*EXERCISE INPUT*
====================

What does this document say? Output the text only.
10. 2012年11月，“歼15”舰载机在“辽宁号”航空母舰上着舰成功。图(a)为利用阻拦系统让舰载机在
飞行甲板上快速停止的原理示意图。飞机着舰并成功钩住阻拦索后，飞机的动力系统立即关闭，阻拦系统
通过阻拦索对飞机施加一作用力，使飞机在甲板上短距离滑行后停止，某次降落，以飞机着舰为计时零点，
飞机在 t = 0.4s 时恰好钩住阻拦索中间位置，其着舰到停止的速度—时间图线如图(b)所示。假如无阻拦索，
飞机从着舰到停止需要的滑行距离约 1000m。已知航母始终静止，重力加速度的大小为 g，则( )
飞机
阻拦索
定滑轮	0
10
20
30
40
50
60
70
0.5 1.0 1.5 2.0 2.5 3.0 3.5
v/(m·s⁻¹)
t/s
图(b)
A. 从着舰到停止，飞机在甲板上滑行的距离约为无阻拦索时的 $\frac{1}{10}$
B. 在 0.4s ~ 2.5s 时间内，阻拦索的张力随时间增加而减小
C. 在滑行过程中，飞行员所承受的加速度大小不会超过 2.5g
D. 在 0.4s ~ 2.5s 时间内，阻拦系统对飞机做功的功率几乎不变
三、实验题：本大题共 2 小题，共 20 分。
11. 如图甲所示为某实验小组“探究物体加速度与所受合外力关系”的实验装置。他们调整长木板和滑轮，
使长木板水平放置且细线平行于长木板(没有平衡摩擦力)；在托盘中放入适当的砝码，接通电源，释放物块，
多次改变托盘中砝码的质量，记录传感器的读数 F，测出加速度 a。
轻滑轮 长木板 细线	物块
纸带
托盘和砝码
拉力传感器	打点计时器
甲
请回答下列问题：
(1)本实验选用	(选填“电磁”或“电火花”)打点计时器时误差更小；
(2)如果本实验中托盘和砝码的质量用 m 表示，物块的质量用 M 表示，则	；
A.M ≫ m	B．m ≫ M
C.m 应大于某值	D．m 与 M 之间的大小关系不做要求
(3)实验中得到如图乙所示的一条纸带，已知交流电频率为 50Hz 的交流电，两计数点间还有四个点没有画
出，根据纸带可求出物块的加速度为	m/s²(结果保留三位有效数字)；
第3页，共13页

====================

*WHAT THE EXERCISE ASKS*
Reproduce the material exactly, with every line intact.

*OUTPUT*
What does this document say? Output the text only.
10. 2012年11月，“歼15”舰载机在“辽宁号”航空母舰上着舰成功。图(a)为利用阻拦系统让舰载机在
飞行甲板上快速停止的原理示意图。飞机着舰并成功钩住阻拦索后，飞机的动力系统立即关闭，阻拦系统
通过阻拦索对飞机施加一作用力，使飞机在甲板上短距离滑行后停止，某次降落，以飞机着舰为计时零点，
飞机在 t = 0.4s 时恰好钩住阻拦索中间位置，其着舰到停止的速度—时间图线如图(b)所示。假如无阻拦索，
飞机从着舰到停止需要的滑行距离约 1000m。已知航母始终静止，重力加速度的大小为 g，则( )
飞机
阻拦索
定滑轮	0
10
20
30
40
50
60
70
0.5 1.0 1.5 2.0 2.5 3.0 3.5
v/(m·s⁻¹)
t/s
图(b)
A. 从着舰到停止，飞机在甲板上滑行的距离约为无阻拦索时的 $\frac{1}{10}$
B. 在 0.4s ~ 2.5s 时间内，阻拦索的张力随时间增加而减小
C. 在滑行过程中，飞行员所承受的加速度大小不会超过 2.5g
D. 在 0.4s ~ 2.5s 时间内，阻拦系统对飞机做功的功率几乎不变
三、实验题：本大题共 2 小题，共 20 分。
11. 如图甲所示为某实验小组“探究物体加速度与所受合外力关系”的实验装置。他们调整长木板和滑轮，
使长木板水平放置且细线平行于长木板(没有平衡摩擦力)；在托盘中放入适当的砝码，接通电源，释放物块，
多次改变托盘中砝码的质量，记录传感器的读数 F，测出加速度 a。
轻滑轮 长木板 细线	物块
纸带
托盘和砝码
拉力传感器	打点计时器
甲
请回答下列问题：
(1)本实验选用	(选填“电磁”或“电火花”)打点计时器时误差更小；
(2)如果本实验中托盘和砝码的质量用 m 表示，物块的质量用 M 表示，则	；
A.M ≫ m	B．m ≫ M
C.m 应大于某值	D．m 与 M 之间的大小关系不做要求
(3)实验中得到如图乙所示的一条纸带，已知交流电频率为 50Hz 的交流电，两计数点间还有四个点没有画
出，根据纸带可求出物块的加速度为	m/s²(结果保留三位有效数字)；
第3页，共13页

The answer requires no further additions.